• **MATERIAL SHOWN**:
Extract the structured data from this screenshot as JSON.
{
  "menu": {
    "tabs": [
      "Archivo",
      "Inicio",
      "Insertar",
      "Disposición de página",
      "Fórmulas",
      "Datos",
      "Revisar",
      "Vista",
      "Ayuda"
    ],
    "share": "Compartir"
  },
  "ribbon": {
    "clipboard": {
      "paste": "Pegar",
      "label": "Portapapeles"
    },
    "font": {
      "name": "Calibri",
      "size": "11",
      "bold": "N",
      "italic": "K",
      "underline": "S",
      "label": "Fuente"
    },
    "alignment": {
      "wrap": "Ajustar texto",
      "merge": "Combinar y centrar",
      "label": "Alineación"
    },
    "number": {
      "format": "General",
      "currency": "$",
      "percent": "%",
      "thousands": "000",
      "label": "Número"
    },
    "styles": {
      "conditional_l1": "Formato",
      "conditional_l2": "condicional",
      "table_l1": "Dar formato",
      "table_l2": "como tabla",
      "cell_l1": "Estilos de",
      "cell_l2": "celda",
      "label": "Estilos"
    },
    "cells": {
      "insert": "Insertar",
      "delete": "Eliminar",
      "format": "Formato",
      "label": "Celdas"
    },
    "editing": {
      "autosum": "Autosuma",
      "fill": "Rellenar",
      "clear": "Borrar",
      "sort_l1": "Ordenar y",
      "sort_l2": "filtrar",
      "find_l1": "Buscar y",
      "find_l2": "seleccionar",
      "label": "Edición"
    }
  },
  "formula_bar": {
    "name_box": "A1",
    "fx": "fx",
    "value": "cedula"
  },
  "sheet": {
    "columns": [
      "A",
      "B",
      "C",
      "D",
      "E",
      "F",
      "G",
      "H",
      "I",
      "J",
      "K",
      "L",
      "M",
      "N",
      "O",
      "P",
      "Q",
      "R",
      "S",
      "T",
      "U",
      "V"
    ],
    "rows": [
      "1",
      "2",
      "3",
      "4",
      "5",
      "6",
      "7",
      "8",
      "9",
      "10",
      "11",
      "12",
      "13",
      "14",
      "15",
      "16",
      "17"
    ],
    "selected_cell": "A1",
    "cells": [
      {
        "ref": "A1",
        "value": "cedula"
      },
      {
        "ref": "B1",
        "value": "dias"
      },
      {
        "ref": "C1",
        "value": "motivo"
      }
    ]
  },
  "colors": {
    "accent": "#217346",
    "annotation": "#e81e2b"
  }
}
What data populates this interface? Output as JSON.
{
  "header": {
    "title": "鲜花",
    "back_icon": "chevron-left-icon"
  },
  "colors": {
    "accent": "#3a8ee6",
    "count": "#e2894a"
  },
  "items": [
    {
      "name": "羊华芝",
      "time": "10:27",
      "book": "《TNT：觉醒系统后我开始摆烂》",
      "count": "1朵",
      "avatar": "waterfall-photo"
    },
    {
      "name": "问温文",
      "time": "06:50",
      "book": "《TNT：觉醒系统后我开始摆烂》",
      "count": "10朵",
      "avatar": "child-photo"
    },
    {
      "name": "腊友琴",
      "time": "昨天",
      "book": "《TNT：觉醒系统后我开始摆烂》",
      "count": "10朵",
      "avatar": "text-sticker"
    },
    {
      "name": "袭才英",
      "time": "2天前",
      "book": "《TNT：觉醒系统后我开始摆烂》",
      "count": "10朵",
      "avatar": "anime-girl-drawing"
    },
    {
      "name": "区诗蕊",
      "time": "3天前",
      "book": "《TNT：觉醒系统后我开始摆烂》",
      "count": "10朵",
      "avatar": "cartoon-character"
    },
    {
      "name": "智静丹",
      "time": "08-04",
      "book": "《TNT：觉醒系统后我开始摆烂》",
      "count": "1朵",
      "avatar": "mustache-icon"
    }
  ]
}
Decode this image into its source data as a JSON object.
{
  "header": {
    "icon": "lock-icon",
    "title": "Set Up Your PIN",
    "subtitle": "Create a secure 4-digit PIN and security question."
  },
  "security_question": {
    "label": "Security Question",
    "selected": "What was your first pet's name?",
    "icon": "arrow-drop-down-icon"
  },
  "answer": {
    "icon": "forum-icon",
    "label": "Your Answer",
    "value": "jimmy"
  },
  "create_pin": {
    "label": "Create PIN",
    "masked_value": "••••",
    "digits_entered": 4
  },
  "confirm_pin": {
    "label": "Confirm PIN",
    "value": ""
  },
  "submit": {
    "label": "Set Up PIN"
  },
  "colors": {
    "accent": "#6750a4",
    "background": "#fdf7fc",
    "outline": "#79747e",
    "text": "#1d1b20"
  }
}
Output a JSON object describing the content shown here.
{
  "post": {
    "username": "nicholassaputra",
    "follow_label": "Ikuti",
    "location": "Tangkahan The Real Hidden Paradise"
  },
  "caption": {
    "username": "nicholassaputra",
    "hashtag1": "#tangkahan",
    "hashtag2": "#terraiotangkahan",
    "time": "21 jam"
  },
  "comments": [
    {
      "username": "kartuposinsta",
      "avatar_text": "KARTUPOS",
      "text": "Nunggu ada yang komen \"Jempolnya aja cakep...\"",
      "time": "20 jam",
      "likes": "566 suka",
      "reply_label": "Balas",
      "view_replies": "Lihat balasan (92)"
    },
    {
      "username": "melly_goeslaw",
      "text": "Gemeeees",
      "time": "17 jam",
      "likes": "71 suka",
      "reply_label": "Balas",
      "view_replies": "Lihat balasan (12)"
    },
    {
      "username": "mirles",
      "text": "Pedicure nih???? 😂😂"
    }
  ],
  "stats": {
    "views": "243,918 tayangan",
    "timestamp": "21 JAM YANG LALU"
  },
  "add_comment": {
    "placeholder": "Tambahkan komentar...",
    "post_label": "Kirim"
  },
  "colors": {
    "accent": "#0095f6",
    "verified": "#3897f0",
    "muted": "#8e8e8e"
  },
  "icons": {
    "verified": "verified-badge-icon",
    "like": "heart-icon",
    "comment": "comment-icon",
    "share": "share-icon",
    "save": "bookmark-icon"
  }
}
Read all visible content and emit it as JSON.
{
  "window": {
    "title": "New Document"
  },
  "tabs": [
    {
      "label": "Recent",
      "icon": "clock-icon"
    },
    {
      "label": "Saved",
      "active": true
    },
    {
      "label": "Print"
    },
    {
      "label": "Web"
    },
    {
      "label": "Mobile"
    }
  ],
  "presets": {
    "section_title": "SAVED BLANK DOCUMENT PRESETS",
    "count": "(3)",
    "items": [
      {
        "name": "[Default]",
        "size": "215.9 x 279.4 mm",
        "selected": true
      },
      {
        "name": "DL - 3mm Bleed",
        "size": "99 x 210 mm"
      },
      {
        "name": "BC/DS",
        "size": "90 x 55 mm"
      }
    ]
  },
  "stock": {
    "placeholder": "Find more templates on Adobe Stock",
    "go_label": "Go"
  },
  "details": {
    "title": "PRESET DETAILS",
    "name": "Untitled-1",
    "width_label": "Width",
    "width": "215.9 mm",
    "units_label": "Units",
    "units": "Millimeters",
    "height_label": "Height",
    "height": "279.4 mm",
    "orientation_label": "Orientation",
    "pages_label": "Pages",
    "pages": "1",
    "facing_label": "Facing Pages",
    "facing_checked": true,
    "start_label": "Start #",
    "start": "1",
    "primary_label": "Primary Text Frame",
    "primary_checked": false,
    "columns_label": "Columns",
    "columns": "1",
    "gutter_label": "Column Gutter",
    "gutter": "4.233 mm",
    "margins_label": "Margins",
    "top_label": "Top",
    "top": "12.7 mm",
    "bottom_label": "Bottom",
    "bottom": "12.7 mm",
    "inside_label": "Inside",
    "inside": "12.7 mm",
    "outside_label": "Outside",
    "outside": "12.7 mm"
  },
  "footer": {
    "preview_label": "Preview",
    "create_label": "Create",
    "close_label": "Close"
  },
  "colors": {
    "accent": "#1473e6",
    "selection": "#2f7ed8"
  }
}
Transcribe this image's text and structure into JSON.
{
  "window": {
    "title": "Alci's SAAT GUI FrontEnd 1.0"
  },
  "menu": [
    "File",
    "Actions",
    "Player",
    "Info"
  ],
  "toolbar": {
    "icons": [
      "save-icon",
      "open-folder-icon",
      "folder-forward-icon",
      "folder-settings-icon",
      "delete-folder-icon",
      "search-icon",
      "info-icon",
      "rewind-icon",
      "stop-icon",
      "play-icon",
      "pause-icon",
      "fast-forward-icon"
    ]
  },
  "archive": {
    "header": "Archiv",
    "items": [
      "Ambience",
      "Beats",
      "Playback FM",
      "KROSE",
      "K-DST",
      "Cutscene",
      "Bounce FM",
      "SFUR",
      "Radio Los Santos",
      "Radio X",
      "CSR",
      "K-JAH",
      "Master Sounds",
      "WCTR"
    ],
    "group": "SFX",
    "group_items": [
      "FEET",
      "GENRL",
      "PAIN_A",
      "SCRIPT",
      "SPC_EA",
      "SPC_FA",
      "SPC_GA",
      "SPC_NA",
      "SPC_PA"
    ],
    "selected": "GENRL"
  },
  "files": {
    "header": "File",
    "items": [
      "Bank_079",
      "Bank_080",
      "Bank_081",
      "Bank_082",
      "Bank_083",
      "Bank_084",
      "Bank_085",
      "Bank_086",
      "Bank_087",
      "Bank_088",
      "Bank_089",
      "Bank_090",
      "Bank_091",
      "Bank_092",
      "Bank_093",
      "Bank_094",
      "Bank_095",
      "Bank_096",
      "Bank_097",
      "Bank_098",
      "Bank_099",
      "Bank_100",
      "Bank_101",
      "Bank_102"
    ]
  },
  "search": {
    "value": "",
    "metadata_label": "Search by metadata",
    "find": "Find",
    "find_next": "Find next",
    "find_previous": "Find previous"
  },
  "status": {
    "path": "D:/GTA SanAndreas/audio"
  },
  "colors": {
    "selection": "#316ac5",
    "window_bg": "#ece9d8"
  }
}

• **SET PROBLEM**: Your task is to gather all lines from the entries above that hold the word "size".

• **EXERCISE SOLUTION**:
      "size": "11",
        "size": "215.9 x 279.4 mm",
        "size": "99 x 210 mm"
        "size": "90 x 55 mm"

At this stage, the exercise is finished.